Turn the stretch of the material from the line containing "54, 298, 102]" through the line containing "1214, 209, 1230]" into a Markdown table with the columns Index and Text. Give each line its own numbered row and omit any blank lines.

■ **Raw records**
+++
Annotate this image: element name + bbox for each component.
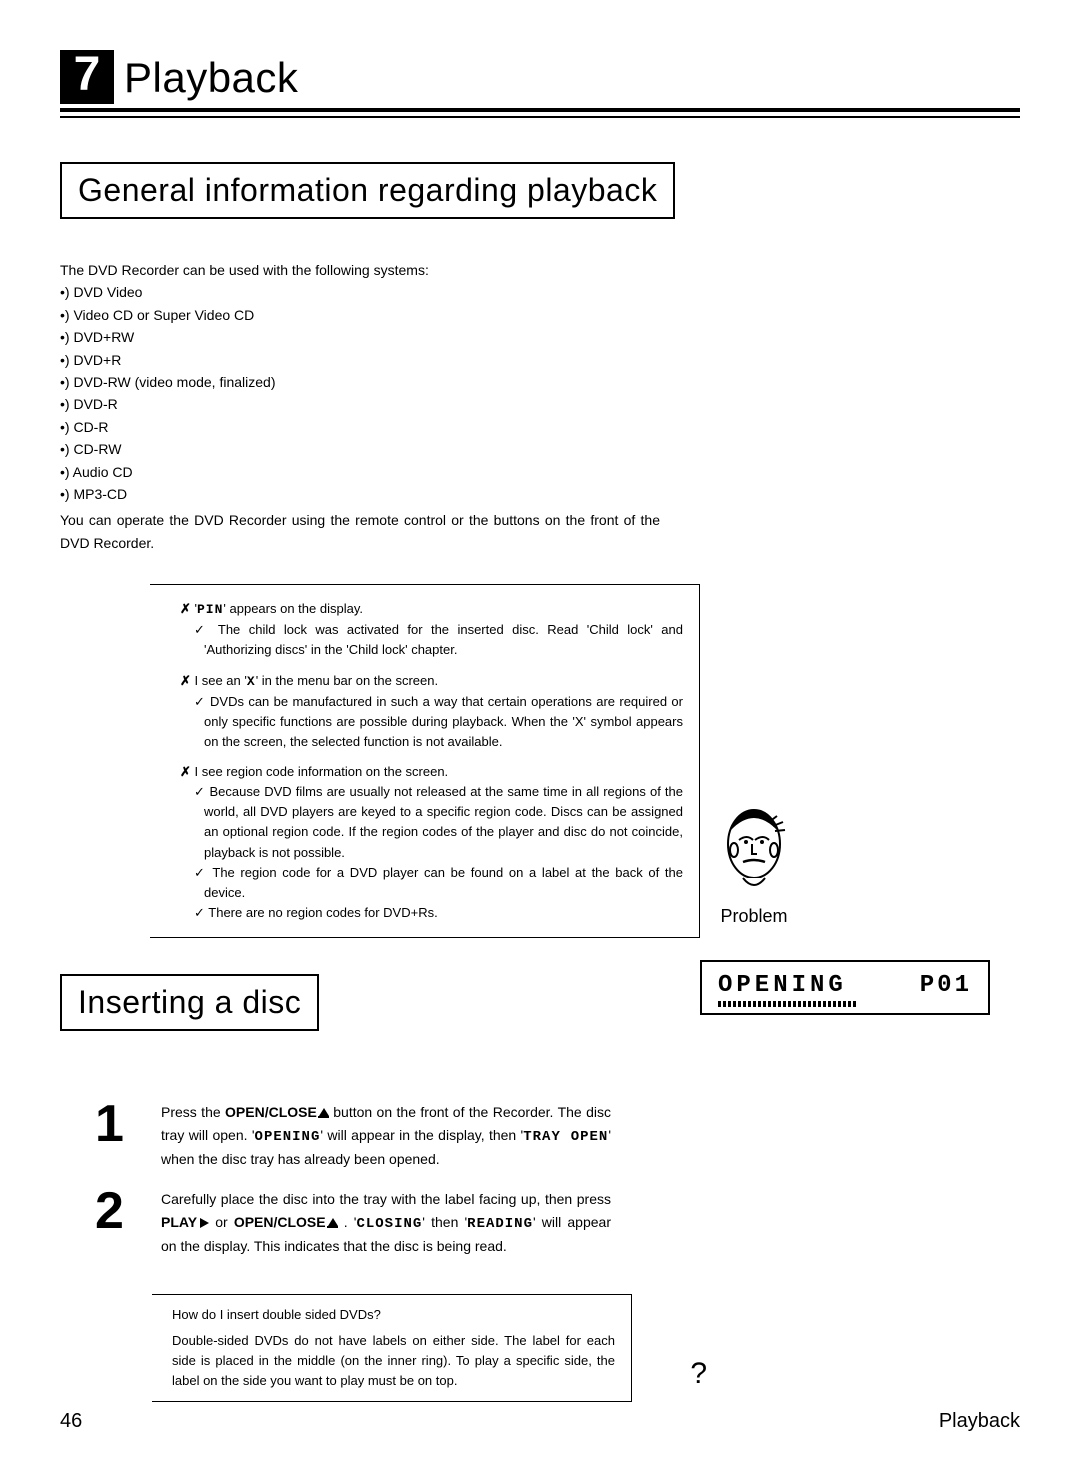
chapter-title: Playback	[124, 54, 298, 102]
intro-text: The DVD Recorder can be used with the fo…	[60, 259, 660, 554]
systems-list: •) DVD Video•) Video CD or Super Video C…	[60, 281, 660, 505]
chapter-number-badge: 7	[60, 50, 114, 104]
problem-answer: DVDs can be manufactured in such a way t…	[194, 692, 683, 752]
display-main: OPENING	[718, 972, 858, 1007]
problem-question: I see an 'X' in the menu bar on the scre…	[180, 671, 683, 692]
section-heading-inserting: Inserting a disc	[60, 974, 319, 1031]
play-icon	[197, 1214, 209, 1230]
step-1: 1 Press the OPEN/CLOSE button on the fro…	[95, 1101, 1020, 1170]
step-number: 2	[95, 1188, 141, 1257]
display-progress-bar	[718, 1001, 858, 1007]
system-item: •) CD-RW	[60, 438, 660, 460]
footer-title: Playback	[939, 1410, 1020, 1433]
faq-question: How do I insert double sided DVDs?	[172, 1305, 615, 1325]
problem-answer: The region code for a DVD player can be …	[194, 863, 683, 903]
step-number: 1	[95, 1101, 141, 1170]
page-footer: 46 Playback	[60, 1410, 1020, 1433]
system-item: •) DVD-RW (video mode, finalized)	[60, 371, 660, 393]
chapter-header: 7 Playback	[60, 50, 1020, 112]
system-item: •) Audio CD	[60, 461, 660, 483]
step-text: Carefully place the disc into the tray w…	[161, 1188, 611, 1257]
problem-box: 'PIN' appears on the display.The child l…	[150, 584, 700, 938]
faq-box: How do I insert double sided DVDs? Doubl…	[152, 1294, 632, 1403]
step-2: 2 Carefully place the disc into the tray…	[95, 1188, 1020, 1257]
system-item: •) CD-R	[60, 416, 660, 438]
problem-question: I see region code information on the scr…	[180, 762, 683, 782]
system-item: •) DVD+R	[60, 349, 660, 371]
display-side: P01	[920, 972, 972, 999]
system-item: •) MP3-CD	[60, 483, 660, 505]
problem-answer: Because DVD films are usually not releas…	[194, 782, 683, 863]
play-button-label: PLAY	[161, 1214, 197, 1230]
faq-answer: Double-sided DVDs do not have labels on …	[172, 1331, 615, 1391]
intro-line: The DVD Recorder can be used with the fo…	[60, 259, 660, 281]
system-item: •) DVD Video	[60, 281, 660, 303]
+++
■ **The completed task**
| Index | Text |
|---|---|
| 1 | chapter-title: Playback	[124, 54, 298, 102] |
| 2 | intro-text: The DVD Recorder can be used with the fo…	[60, 259, 660, 554] |
| 3 | systems-list: •) DVD Video•) Video CD or Super Video C…	[60, 281, 660, 505] |
| 4 | chapter-number-badge: 7	[60, 50, 114, 104] |
| 5 | problem-answer: DVDs can be manufactured in such a way t…	[194, 692, 683, 752] |
| 6 | display-main: OPENING	[718, 972, 858, 1007] |
| 7 | problem-question: I see an 'X' in the menu bar on the scre…	[180, 671, 683, 692] |
| 8 | section-heading-inserting: Inserting a disc	[60, 974, 319, 1031] |
| 9 | play-icon	[197, 1214, 209, 1230] |